__Goal__: Review the material and extract every line in which the word "体积强烈膨胀" occurs.

__Records supplied__:

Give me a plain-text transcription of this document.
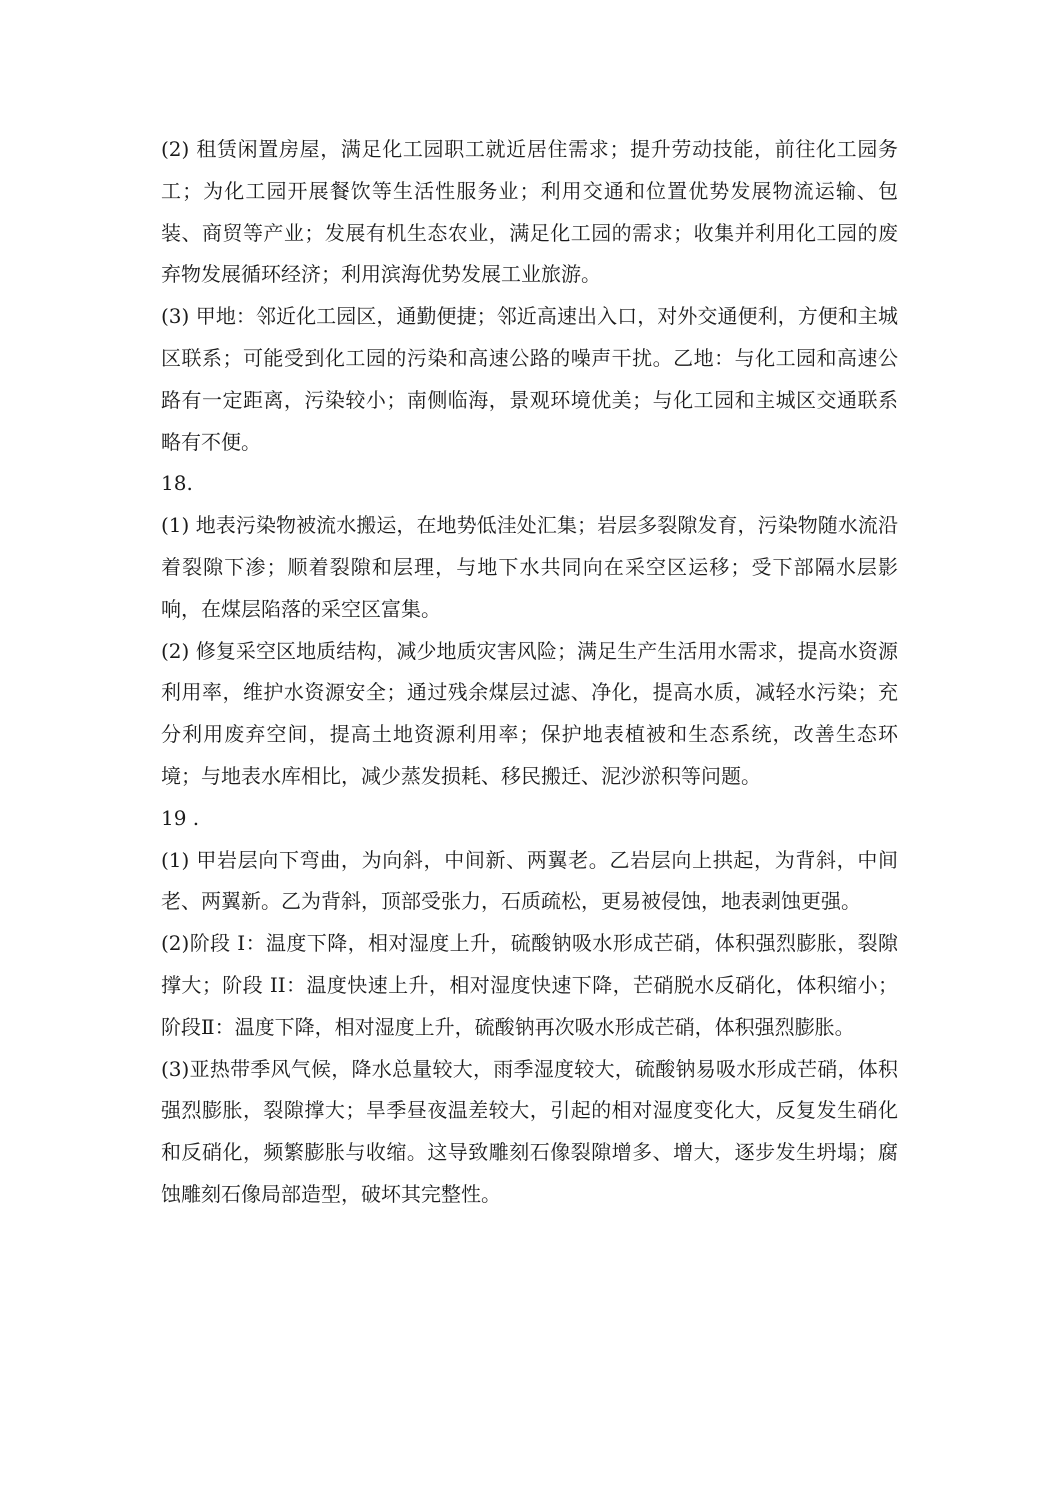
(2) 租赁闲置房屋，满足化工园职工就近居住需求；提升劳动技能，前往化工园务工；为化工园开展餐饮等生活性服务业；利用交通和位置优势发展物流运输、包装、商贸等产业；发展有机生态农业，满足化工园的需求；收集并利用化工园的废弃物发展循环经济；利用滨海优势发展工业旅游。

(3) 甲地：邻近化工园区，通勤便捷；邻近高速出入口，对外交通便利，方便和主城区联系；可能受到化工园的污染和高速公路的噪声干扰。乙地：与化工园和高速公路有一定距离，污染较小；南侧临海，景观环境优美；与化工园和主城区交通联系略有不便。

18.

(1) 地表污染物被流水搬运，在地势低洼处汇集；岩层多裂隙发育，污染物随水流沿着裂隙下渗；顺着裂隙和层理，与地下水共同向在采空区运移；受下部隔水层影响，在煤层陷落的采空区富集。

(2) 修复采空区地质结构，减少地质灾害风险；满足生产生活用水需求，提高水资源利用率，维护水资源安全；通过残余煤层过滤、净化，提高水质，减轻水污染；充分利用废弃空间，提高土地资源利用率；保护地表植被和生态系统，改善生态环境；与地表水库相比，减少蒸发损耗、移民搬迁、泥沙淤积等问题。

19 .

(1) 甲岩层向下弯曲，为向斜，中间新、两翼老。乙岩层向上拱起，为背斜，中间老、两翼新。乙为背斜，顶部受张力，石质疏松，更易被侵蚀，地表剥蚀更强。

(2)阶段 I：温度下降，相对湿度上升，硫酸钠吸水形成芒硝，体积强烈膨胀，裂隙撑大；阶段 II：温度快速上升，相对湿度快速下降，芒硝脱水反硝化，体积缩小；阶段Ⅱ：温度下降，相对湿度上升，硫酸钠再次吸水形成芒硝，体积强烈膨胀。

(3)亚热带季风气候，降水总量较大，雨季湿度较大，硫酸钠易吸水形成芒硝，体积强烈膨胀，裂隙撑大；旱季昼夜温差较大，引起的相对湿度变化大，反复发生硝化和反硝化，频繁膨胀与收缩。这导致雕刻石像裂隙增多、增大，逐步发生坍塌；腐蚀雕刻石像局部造型，破坏其完整性。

__Output below__:
(2)阶段 I：温度下降，相对湿度上升，硫酸钠吸水形成芒硝，体积强烈膨胀，裂隙撑大；阶段 II：温度快速上升，相对湿度快速下降，芒硝脱水反硝化，体积缩小；阶段Ⅱ：温度下降，相对湿度上升，硫酸钠再次吸水形成芒硝，体积强烈膨胀。
(3)亚热带季风气候，降水总量较大，雨季湿度较大，硫酸钠易吸水形成芒硝，体积强烈膨胀，裂隙撑大；旱季昼夜温差较大，引起的相对湿度变化大，反复发生硝化和反硝化，频繁膨胀与收缩。这导致雕刻石像裂隙增多、增大，逐步发生坍塌；腐蚀雕刻石像局部造型，破坏其完整性。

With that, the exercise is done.